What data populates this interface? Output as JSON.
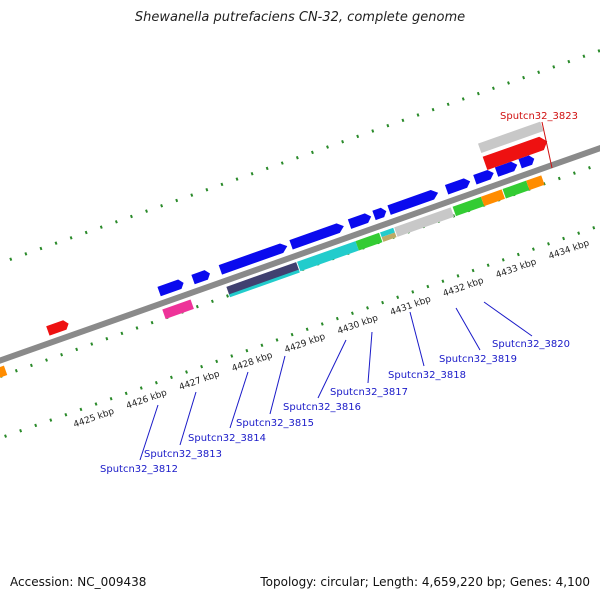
{
  "title": "Shewanella putrefaciens CN-32, complete genome",
  "footer": {
    "accession": "Accession: NC_009438",
    "topology": "Topology: circular; Length: 4,659,220 bp; Genes: 4,100"
  },
  "colors": {
    "backbone": "#8a8a8a",
    "tick": "#2a8a2a",
    "label_blue": "#1a1ac8",
    "label_red": "#d01010",
    "blue": "#0a0aee",
    "cyan": "#22cccc",
    "green": "#33cc33",
    "orange": "#ff8c00",
    "gray": "#c8c8c8",
    "red": "#ee1111",
    "pink": "#ee3399",
    "navy": "#404070"
  },
  "kbp_labels": [
    "4425 kbp",
    "4426 kbp",
    "4427 kbp",
    "4428 kbp",
    "4429 kbp",
    "4430 kbp",
    "4431 kbp",
    "4432 kbp",
    "4433 kbp",
    "4434 kbp"
  ],
  "gene_labels": [
    {
      "name": "Sputcn32_3812",
      "color": "blue"
    },
    {
      "name": "Sputcn32_3813",
      "color": "blue"
    },
    {
      "name": "Sputcn32_3814",
      "color": "blue"
    },
    {
      "name": "Sputcn32_3815",
      "color": "blue"
    },
    {
      "name": "Sputcn32_3816",
      "color": "blue"
    },
    {
      "name": "Sputcn32_3817",
      "color": "blue"
    },
    {
      "name": "Sputcn32_3818",
      "color": "blue"
    },
    {
      "name": "Sputcn32_3819",
      "color": "blue"
    },
    {
      "name": "Sputcn32_3820",
      "color": "blue"
    },
    {
      "name": "Sputcn32_3823",
      "color": "red"
    }
  ]
}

• [WHAT IS NEEDED]: Write the entries above out again exactly, but not the pictures.

• [TASK RESULT]:
What data populates this interface? Output as JSON.
{
  "title": "Shewanella putrefaciens CN-32, complete genome",
  "footer": {
    "accession": "Accession: NC_009438",
    "topology": "Topology: circular; Length: 4,659,220 bp; Genes: 4,100"
  },
  "colors": {
    "backbone": "#8a8a8a",
    "tick": "#2a8a2a",
    "label_blue": "#1a1ac8",
    "label_red": "#d01010",
    "blue": "#0a0aee",
    "cyan": "#22cccc",
    "green": "#33cc33",
    "orange": "#ff8c00",
    "gray": "#c8c8c8",
    "red": "#ee1111",
    "pink": "#ee3399",
    "navy": "#404070"
  },
  "kbp_labels": [
    "4425 kbp",
    "4426 kbp",
    "4427 kbp",
    "4428 kbp",
    "4429 kbp",
    "4430 kbp",
    "4431 kbp",
    "4432 kbp",
    "4433 kbp",
    "4434 kbp"
  ],
  "gene_labels": [
    {
      "name": "Sputcn32_3812",
      "color": "blue"
    },
    {
      "name": "Sputcn32_3813",
      "color": "blue"
    },
    {
      "name": "Sputcn32_3814",
      "color": "blue"
    },
    {
      "name": "Sputcn32_3815",
      "color": "blue"
    },
    {
      "name": "Sputcn32_3816",
      "color": "blue"
    },
    {
      "name": "Sputcn32_3817",
      "color": "blue"
    },
    {
      "name": "Sputcn32_3818",
      "color": "blue"
    },
    {
      "name": "Sputcn32_3819",
      "color": "blue"
    },
    {
      "name": "Sputcn32_3820",
      "color": "blue"
    },
    {
      "name": "Sputcn32_3823",
      "color": "red"
    }
  ]
}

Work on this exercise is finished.